• Task requirements: Every record should be copied exactly, except that pictures are to be omitted.

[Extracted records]
------------------------------------------------

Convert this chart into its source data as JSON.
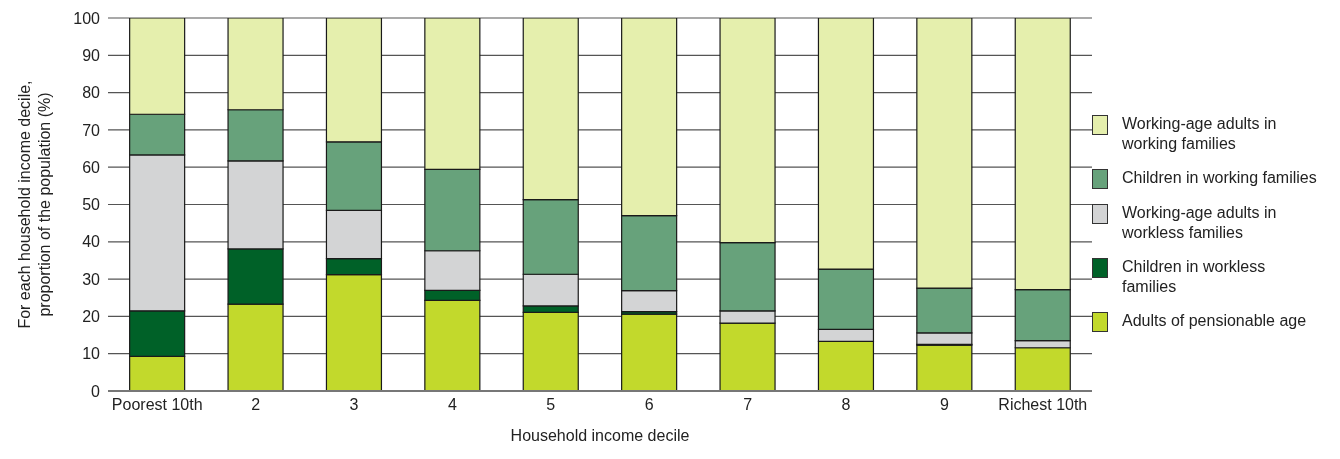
{
  "chart_data": {
    "type": "bar",
    "stacked": true,
    "categories": [
      "Poorest 10th",
      "2",
      "3",
      "4",
      "5",
      "6",
      "7",
      "8",
      "9",
      "Richest 10th"
    ],
    "xlabel": "Household income decile",
    "ylabel": "For each household income decile, proportion of the population (%)",
    "ylim": [
      0,
      100
    ],
    "yticks": [
      0,
      10,
      20,
      30,
      40,
      50,
      60,
      70,
      80,
      90,
      100
    ],
    "grid": "y",
    "legend": "right",
    "series": [
      {
        "name": "Adults of pensionable age",
        "color": "#c2d92c",
        "values": [
          9.3,
          23.3,
          31.2,
          24.3,
          21.1,
          20.6,
          18.2,
          13.3,
          12.3,
          11.6
        ]
      },
      {
        "name": "Children in workless families",
        "color": "#006128",
        "values": [
          12.2,
          14.8,
          4.3,
          2.7,
          1.7,
          0.7,
          null,
          null,
          0.2,
          null
        ]
      },
      {
        "name": "Working-age adults in workless families",
        "color": "#d3d4d5",
        "values": [
          41.8,
          23.6,
          12.9,
          10.6,
          8.5,
          5.6,
          3.3,
          3.2,
          3.1,
          1.9
        ]
      },
      {
        "name": "Children in working families",
        "color": "#67a27b",
        "values": [
          10.9,
          13.7,
          18.4,
          21.8,
          20.0,
          20.1,
          18.3,
          16.2,
          12.0,
          13.7
        ]
      },
      {
        "name": "Working-age adults in working families",
        "color": "#e5efad",
        "values": [
          25.8,
          24.6,
          33.2,
          40.6,
          48.7,
          53.0,
          60.2,
          67.3,
          72.4,
          72.8
        ]
      }
    ]
  }
}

------------------------------------------------

• Expected output:
Convert this chart into its source data as JSON.
{
  "chart_data": {
    "type": "bar",
    "stacked": true,
    "categories": [
      "Poorest 10th",
      "2",
      "3",
      "4",
      "5",
      "6",
      "7",
      "8",
      "9",
      "Richest 10th"
    ],
    "xlabel": "Household income decile",
    "ylabel": "For each household income decile, proportion of the population (%)",
    "ylim": [
      0,
      100
    ],
    "yticks": [
      0,
      10,
      20,
      30,
      40,
      50,
      60,
      70,
      80,
      90,
      100
    ],
    "grid": "y",
    "legend": "right",
    "series": [
      {
        "name": "Adults of pensionable age",
        "color": "#c2d92c",
        "values": [
          9.3,
          23.3,
          31.2,
          24.3,
          21.1,
          20.6,
          18.2,
          13.3,
          12.3,
          11.6
        ]
      },
      {
        "name": "Children in workless families",
        "color": "#006128",
        "values": [
          12.2,
          14.8,
          4.3,
          2.7,
          1.7,
          0.7,
          null,
          null,
          0.2,
          null
        ]
      },
      {
        "name": "Working-age adults in workless families",
        "color": "#d3d4d5",
        "values": [
          41.8,
          23.6,
          12.9,
          10.6,
          8.5,
          5.6,
          3.3,
          3.2,
          3.1,
          1.9
        ]
      },
      {
        "name": "Children in working families",
        "color": "#67a27b",
        "values": [
          10.9,
          13.7,
          18.4,
          21.8,
          20.0,
          20.1,
          18.3,
          16.2,
          12.0,
          13.7
        ]
      },
      {
        "name": "Working-age adults in working families",
        "color": "#e5efad",
        "values": [
          25.8,
          24.6,
          33.2,
          40.6,
          48.7,
          53.0,
          60.2,
          67.3,
          72.4,
          72.8
        ]
      }
    ]
  }
}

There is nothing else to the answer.